- What you have to do: In the records below, find the line containing "OCR this image."; give it again exactly, along with every line that follows, and nothing else.

- Input rows:
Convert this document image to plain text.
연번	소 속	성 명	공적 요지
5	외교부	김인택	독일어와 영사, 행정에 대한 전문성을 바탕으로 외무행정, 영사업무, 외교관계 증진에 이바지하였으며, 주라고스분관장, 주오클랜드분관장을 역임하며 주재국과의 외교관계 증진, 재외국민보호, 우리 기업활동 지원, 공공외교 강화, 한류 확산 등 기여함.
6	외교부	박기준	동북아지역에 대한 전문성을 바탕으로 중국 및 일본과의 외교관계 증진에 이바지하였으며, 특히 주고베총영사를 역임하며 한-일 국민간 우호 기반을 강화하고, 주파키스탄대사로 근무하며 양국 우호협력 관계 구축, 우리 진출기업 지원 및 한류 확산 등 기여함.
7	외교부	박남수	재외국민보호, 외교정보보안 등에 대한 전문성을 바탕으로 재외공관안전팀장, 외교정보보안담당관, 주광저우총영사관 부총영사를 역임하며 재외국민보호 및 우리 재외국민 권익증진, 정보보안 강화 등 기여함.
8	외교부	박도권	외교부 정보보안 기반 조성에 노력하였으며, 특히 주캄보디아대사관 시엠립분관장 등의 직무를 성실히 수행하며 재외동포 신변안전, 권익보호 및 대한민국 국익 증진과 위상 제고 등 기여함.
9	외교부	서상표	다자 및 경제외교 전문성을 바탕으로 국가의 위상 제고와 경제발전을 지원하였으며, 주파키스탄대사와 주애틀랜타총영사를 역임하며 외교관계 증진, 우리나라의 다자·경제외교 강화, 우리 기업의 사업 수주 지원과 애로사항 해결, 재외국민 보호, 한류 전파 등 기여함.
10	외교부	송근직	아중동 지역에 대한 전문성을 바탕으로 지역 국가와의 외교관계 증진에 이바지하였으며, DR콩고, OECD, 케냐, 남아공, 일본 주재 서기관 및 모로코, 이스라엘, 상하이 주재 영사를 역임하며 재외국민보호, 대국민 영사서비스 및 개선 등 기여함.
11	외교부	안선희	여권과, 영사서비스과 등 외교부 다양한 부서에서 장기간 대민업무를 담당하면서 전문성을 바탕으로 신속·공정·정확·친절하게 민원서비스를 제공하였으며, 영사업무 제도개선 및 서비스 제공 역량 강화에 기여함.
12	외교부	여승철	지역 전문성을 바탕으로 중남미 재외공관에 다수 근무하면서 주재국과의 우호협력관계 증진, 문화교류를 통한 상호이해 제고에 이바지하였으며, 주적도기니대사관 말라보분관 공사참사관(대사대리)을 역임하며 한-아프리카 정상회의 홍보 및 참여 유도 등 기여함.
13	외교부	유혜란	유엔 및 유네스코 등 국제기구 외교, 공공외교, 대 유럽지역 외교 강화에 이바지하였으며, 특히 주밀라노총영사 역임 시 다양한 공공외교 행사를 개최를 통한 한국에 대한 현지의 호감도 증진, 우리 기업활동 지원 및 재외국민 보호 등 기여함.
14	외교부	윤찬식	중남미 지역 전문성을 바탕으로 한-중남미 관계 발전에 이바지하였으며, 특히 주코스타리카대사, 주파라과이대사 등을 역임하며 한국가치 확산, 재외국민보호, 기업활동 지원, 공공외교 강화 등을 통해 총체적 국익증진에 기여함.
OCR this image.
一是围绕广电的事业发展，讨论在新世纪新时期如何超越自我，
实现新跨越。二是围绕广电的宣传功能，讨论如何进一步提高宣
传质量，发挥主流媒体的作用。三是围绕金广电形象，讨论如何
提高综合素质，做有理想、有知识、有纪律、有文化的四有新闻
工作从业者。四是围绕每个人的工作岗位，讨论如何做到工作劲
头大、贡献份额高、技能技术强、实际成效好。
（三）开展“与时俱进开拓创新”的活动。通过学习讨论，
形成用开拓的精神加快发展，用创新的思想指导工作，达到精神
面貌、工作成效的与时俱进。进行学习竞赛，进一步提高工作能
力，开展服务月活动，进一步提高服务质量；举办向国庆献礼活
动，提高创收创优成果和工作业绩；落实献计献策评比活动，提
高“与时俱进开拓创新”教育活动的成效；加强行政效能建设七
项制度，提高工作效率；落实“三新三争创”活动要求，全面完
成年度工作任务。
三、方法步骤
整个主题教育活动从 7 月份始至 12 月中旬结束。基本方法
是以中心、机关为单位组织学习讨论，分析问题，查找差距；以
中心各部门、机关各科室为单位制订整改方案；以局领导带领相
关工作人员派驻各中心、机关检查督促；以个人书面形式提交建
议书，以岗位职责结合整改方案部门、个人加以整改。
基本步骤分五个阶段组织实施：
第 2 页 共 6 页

- Final result:
OCR this image.
一是围绕广电的事业发展，讨论在新世纪新时期如何超越自我，
实现新跨越。二是围绕广电的宣传功能，讨论如何进一步提高宣
传质量，发挥主流媒体的作用。三是围绕金广电形象，讨论如何
提高综合素质，做有理想、有知识、有纪律、有文化的四有新闻
工作从业者。四是围绕每个人的工作岗位，讨论如何做到工作劲
头大、贡献份额高、技能技术强、实际成效好。
（三）开展“与时俱进开拓创新”的活动。通过学习讨论，
形成用开拓的精神加快发展，用创新的思想指导工作，达到精神
面貌、工作成效的与时俱进。进行学习竞赛，进一步提高工作能
力，开展服务月活动，进一步提高服务质量；举办向国庆献礼活
动，提高创收创优成果和工作业绩；落实献计献策评比活动，提
高“与时俱进开拓创新”教育活动的成效；加强行政效能建设七
项制度，提高工作效率；落实“三新三争创”活动要求，全面完
成年度工作任务。
三、方法步骤
整个主题教育活动从 7 月份始至 12 月中旬结束。基本方法
是以中心、机关为单位组织学习讨论，分析问题，查找差距；以
中心各部门、机关各科室为单位制订整改方案；以局领导带领相
关工作人员派驻各中心、机关检查督促；以个人书面形式提交建
议书，以岗位职责结合整改方案部门、个人加以整改。
基本步骤分五个阶段组织实施：
第 2 页 共 6 页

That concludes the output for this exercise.